* begin *

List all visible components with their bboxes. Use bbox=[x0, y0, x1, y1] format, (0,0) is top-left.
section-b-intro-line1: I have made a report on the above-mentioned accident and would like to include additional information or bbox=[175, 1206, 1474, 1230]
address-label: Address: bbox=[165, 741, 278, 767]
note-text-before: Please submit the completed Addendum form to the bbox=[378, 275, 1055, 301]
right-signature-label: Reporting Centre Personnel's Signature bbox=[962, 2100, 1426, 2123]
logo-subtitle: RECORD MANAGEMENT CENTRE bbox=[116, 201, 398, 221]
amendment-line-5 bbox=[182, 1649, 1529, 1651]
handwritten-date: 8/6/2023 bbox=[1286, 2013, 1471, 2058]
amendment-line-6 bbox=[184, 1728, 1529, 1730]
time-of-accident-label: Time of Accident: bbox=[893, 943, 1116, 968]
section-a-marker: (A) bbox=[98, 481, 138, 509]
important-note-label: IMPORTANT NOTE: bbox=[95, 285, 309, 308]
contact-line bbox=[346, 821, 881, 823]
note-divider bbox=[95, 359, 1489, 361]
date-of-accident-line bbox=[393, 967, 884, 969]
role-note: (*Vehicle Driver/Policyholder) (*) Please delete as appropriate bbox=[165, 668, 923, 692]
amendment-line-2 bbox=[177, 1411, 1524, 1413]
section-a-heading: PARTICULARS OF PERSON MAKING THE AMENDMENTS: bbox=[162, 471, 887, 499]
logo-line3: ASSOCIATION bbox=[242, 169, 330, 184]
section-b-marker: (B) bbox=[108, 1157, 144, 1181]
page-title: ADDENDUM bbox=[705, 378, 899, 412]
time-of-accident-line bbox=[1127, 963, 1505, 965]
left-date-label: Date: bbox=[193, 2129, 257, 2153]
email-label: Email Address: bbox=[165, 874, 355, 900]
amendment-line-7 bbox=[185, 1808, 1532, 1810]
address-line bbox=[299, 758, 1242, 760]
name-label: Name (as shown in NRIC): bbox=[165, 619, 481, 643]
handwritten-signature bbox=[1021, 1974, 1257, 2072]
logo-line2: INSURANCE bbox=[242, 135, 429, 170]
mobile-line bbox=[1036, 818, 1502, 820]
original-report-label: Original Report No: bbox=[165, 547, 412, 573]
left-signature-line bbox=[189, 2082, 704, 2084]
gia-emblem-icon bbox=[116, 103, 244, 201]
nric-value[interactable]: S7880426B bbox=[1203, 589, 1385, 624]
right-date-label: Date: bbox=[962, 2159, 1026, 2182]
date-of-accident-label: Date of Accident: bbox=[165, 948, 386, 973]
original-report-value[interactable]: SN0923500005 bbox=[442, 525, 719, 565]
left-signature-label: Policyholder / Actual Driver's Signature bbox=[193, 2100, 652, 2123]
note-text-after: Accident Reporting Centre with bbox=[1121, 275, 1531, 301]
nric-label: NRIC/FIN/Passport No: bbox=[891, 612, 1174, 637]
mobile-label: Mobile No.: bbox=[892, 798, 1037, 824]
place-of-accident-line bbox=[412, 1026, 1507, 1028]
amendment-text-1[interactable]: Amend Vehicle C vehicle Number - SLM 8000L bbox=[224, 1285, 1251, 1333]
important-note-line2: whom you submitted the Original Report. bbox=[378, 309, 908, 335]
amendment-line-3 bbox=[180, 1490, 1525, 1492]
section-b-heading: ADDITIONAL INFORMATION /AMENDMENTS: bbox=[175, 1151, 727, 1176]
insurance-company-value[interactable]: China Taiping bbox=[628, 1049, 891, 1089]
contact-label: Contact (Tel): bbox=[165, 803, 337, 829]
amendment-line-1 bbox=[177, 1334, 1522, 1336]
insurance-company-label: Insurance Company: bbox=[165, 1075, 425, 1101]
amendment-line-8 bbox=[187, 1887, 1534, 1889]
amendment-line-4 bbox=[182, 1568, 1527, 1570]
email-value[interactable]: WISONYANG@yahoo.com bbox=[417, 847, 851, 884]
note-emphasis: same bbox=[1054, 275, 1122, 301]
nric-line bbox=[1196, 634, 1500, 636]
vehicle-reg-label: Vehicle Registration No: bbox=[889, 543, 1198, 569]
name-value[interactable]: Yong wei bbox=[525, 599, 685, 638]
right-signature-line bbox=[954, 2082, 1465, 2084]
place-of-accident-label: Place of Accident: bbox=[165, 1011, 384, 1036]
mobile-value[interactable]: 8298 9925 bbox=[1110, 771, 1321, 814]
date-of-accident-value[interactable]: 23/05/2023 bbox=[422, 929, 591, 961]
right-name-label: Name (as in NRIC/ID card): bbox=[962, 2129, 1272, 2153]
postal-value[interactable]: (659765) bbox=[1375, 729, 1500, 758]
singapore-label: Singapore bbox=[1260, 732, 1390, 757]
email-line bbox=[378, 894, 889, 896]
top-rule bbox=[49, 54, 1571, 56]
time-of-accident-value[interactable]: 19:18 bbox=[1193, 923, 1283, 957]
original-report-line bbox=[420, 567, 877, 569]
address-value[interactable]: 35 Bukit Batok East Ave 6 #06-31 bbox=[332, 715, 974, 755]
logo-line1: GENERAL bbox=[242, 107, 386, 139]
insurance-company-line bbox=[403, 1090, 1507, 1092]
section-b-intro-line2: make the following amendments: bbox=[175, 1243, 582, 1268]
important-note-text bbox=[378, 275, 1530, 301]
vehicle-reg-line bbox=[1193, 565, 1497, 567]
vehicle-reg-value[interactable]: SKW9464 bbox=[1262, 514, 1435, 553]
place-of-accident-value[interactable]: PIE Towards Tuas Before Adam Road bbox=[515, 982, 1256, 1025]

* end *

*Problem to work on*
Can you print every line of the records above word for word, unchanged?

*Result*
List all visible components with their bboxes. Use bbox=[x0, y0, x1, y1] format, (0,0) is top-left.
section-b-intro-line1: I have made a report on the above-mentioned accident and would like to include additional information or bbox=[175, 1206, 1474, 1230]
address-label: Address: bbox=[165, 741, 278, 767]
note-text-before: Please submit the completed Addendum form to the bbox=[378, 275, 1055, 301]
right-signature-label: Reporting Centre Personnel's Signature bbox=[962, 2100, 1426, 2123]
logo-subtitle: RECORD MANAGEMENT CENTRE bbox=[116, 201, 398, 221]
amendment-line-5 bbox=[182, 1649, 1529, 1651]
handwritten-date: 8/6/2023 bbox=[1286, 2013, 1471, 2058]
amendment-line-6 bbox=[184, 1728, 1529, 1730]
time-of-accident-label: Time of Accident: bbox=[893, 943, 1116, 968]
section-a-marker: (A) bbox=[98, 481, 138, 509]
important-note-label: IMPORTANT NOTE: bbox=[95, 285, 309, 308]
contact-line bbox=[346, 821, 881, 823]
note-divider bbox=[95, 359, 1489, 361]
date-of-accident-line bbox=[393, 967, 884, 969]
role-note: (*Vehicle Driver/Policyholder) (*) Please delete as appropriate bbox=[165, 668, 923, 692]
amendment-line-2 bbox=[177, 1411, 1524, 1413]
section-a-heading: PARTICULARS OF PERSON MAKING THE AMENDMENTS: bbox=[162, 471, 887, 499]
logo-line3: ASSOCIATION bbox=[242, 169, 330, 184]
section-b-marker: (B) bbox=[108, 1157, 144, 1181]
page-title: ADDENDUM bbox=[705, 378, 899, 412]
time-of-accident-line bbox=[1127, 963, 1505, 965]
left-date-label: Date: bbox=[193, 2129, 257, 2153]
email-label: Email Address: bbox=[165, 874, 355, 900]
amendment-line-7 bbox=[185, 1808, 1532, 1810]
address-line bbox=[299, 758, 1242, 760]
name-label: Name (as shown in NRIC): bbox=[165, 619, 481, 643]
handwritten-signature bbox=[1021, 1974, 1257, 2072]
logo-line2: INSURANCE bbox=[242, 135, 429, 170]
mobile-line bbox=[1036, 818, 1502, 820]
original-report-label: Original Report No: bbox=[165, 547, 412, 573]
left-signature-line bbox=[189, 2082, 704, 2084]
gia-emblem-icon bbox=[116, 103, 244, 201]
nric-value[interactable]: S7880426B bbox=[1203, 589, 1385, 624]
right-date-label: Date: bbox=[962, 2159, 1026, 2182]
date-of-accident-label: Date of Accident: bbox=[165, 948, 386, 973]
original-report-value[interactable]: SN0923500005 bbox=[442, 525, 719, 565]
left-signature-label: Policyholder / Actual Driver's Signature bbox=[193, 2100, 652, 2123]
note-text-after: Accident Reporting Centre with bbox=[1121, 275, 1531, 301]
nric-label: NRIC/FIN/Passport No: bbox=[891, 612, 1174, 637]
mobile-label: Mobile No.: bbox=[892, 798, 1037, 824]
place-of-accident-line bbox=[412, 1026, 1507, 1028]
amendment-text-1[interactable]: Amend Vehicle C vehicle Number - SLM 8000L bbox=[224, 1285, 1251, 1333]
important-note-line2: whom you submitted the Original Report. bbox=[378, 309, 908, 335]
amendment-line-3 bbox=[180, 1490, 1525, 1492]
section-b-heading: ADDITIONAL INFORMATION /AMENDMENTS: bbox=[175, 1151, 727, 1176]
insurance-company-value[interactable]: China Taiping bbox=[628, 1049, 891, 1089]
contact-label: Contact (Tel): bbox=[165, 803, 337, 829]
amendment-line-1 bbox=[177, 1334, 1522, 1336]
insurance-company-label: Insurance Company: bbox=[165, 1075, 425, 1101]
amendment-line-8 bbox=[187, 1887, 1534, 1889]
amendment-line-4 bbox=[182, 1568, 1527, 1570]
email-value[interactable]: WISONYANG@yahoo.com bbox=[417, 847, 851, 884]
note-emphasis: same bbox=[1054, 275, 1122, 301]
nric-line bbox=[1196, 634, 1500, 636]
vehicle-reg-label: Vehicle Registration No: bbox=[889, 543, 1198, 569]
name-value[interactable]: Yong wei bbox=[525, 599, 685, 638]
right-signature-line bbox=[954, 2082, 1465, 2084]
place-of-accident-label: Place of Accident: bbox=[165, 1011, 384, 1036]
mobile-value[interactable]: 8298 9925 bbox=[1110, 771, 1321, 814]
date-of-accident-value[interactable]: 23/05/2023 bbox=[422, 929, 591, 961]
right-name-label: Name (as in NRIC/ID card): bbox=[962, 2129, 1272, 2153]
postal-value[interactable]: (659765) bbox=[1375, 729, 1500, 758]
singapore-label: Singapore bbox=[1260, 732, 1390, 757]
email-line bbox=[378, 894, 889, 896]
top-rule bbox=[49, 54, 1571, 56]
time-of-accident-value[interactable]: 19:18 bbox=[1193, 923, 1283, 957]
original-report-line bbox=[420, 567, 877, 569]
address-value[interactable]: 35 Bukit Batok East Ave 6 #06-31 bbox=[332, 715, 974, 755]
logo-line1: GENERAL bbox=[242, 107, 386, 139]
insurance-company-line bbox=[403, 1090, 1507, 1092]
section-b-intro-line2: make the following amendments: bbox=[175, 1243, 582, 1268]
important-note-text bbox=[378, 275, 1530, 301]
vehicle-reg-line bbox=[1193, 565, 1497, 567]
vehicle-reg-value[interactable]: SKW9464 bbox=[1262, 514, 1435, 553]
place-of-accident-value[interactable]: PIE Towards Tuas Before Adam Road bbox=[515, 982, 1256, 1025]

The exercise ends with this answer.